__EXTRACT PROVIDED__
++++++++++++++++++++

The Sieve Model details ways to deal with mental health issues in employees. Primarily, it calls for creating a positive and thriving work culture. In addition, the Sieve Model tries to identify manageable problems before they get serious . Likewise, it helps pick up stress factors early so they can be removed immediately.
Remove Workplace Stress Factors in Advance to Promote Wellbeing
Here are four model-based ways to create a corporate culture that promotes employee wellbeing:
1. Model Wellness and Balance
Organisational leaders must focus on employee wellbeing. Doing so shows employees that they value their mental health. They should encourage seeking help for mental health issues. In addition, they may come out with ways to maintain positive wellbeing.
2. Track Workloads
Organisations must consider the many commitments of employees. Workloads should be measured and estimated. When needed, reallocation of tasks may make workloads more manageable. This helps create a positive work-life balance.
3. Organise Daily Social Activities
Daily social activities allow colleagues to connect and thrive. They may be morning coffee catch-ups or end-of-day happy hours. Indeed, they help employees reflect on their work and seek support.
4. Revise Company Values
Companies should revise their values from time to time. This checks their alignment with company practices. For example, a recent UK study showed growing demand for elder care help among the 35-45 age group. Therefore, organisations should understand the stress of caring for children and elderly parents. They need to find out how they can support employees of that age group.
There are many ways that organisations may decrease stress amongst employees. It may be by encouraging team members to use employee wellbeing services offered by the company. They can also make workers take regular breaks.
Detect Emerging Issues Related to Employee Wellbeing
It’s also important for companies to keep tabs on issues as they emerge. Four ways to track this include:
1. Collect Data Regularly
Regular wellbeing surveys are essential. First, they help organisations look for mental health issues in employees. Second, they also make businesses analyse their organisational culture. Thus, feedback provided by such surveys can help employers create appropriate support and guidance for employees.
2. Actively Listen to Employees
An open-door policy makes employees feel valued. Hence, they find it easy to ask for support and help when required.
3. Introduce Wellness in the Employee Review Process
Performance reviews should not be mere official exercises. Instead, employers should ask for feedback from employees. They should verify if the employees feel cared for and are thriving. It informs employers how they may better support employee wellbeing.
4. Implement a Mental Health Training Program
Mental health training programs build awareness. They also make leaders and employees gain personal wellbeing skills. Moreover, such programs make it easier to detect mental health issues in employees.
Remedy Identified Issues and Encourage Employee Wellbeing
It’s not enough to identify issues – employers need to use that data to implement changes. Some of those changes could include:
1. Hire On-site Mental Health Professionals
Having on-site mental health professionals encourages employees to reach out for immediate support.
2. Provide Employees with Access to Workplace Peer Support Groups
Peer support can help remove the shame associated with sharing one’s struggles. Actually, it allows an employee not to feel alone.
3. Provide Flexible Working Hours
Flexible hours provide a positive work-life balance and a sense of control. Likewise, they create time to attend medical appointments and therapy.
4.Treat Everyone Fairly
This involves treating people the way they want to be treated. For example, a noisy workplace may suit sociable people but not introverts. Likewise, creative employees might love being given creative tasks, while others might dread them. Basically, it means being sensitive, inclusive, and fair.
Organisations must create a stress-free and thriving workplace. This approach supports employee wellbeing. This can push progress in meeting SDG 3 (Good Health and Wellbeing).

++++++++++++++++++++

__DATA LISTING__
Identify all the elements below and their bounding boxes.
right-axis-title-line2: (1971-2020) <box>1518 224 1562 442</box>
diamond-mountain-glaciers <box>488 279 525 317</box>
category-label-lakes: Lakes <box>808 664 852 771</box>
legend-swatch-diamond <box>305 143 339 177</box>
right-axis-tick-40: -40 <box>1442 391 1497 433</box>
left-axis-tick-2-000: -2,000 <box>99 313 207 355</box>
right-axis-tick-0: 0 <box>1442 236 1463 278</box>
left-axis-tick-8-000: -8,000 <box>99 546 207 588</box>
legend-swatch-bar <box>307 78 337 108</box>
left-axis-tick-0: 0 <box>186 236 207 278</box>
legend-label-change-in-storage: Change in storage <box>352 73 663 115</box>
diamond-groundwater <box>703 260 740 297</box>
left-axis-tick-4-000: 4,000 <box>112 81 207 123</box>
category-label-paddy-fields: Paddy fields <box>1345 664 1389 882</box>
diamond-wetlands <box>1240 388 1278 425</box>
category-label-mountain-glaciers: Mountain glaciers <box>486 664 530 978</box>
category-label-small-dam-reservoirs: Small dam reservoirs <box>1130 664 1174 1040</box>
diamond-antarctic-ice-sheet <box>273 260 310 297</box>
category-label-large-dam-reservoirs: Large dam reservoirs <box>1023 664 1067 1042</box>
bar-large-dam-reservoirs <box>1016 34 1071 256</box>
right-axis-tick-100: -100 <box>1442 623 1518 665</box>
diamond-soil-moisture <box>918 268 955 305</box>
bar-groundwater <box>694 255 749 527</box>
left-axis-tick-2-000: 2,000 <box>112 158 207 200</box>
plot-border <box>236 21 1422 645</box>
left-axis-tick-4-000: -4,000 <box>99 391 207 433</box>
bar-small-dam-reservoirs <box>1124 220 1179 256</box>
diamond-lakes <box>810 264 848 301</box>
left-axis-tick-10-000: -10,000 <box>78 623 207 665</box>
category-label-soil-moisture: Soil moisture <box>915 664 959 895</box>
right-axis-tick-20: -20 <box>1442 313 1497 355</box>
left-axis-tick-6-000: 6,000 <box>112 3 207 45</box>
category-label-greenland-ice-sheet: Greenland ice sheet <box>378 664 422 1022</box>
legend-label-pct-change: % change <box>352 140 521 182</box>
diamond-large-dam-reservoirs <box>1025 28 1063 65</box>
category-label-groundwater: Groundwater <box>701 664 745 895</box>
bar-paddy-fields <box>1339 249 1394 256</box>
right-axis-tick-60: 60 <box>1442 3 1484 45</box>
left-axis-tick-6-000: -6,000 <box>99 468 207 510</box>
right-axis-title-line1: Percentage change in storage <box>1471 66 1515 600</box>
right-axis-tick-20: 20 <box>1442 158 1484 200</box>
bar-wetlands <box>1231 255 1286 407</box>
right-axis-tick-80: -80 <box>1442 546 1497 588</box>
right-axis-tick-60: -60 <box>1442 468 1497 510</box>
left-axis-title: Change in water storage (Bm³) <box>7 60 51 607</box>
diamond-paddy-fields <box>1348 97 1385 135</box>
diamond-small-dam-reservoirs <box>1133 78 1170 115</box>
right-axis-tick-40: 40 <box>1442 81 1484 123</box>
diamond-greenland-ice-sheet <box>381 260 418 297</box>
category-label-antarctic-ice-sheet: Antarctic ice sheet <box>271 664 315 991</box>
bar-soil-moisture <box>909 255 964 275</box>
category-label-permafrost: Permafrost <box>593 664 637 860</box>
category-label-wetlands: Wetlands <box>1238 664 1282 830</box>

++++++++++++++++++++

__THE PROBLEM__
In the Sieve Model text, rewrite the paragraph that begins "Companies should revise their values" as a short bulleted list that keeps its main facts.

__RESPONSE TO THE TASK__
- Companies should revise their values from time to time to check that those values align with company practices.
- A recent UK study showed growing demand for elder care help among the 35–45 age group.
- Organizations should understand the stress of caring for children and elderly parents.
- They should find out how to support employees in that age group.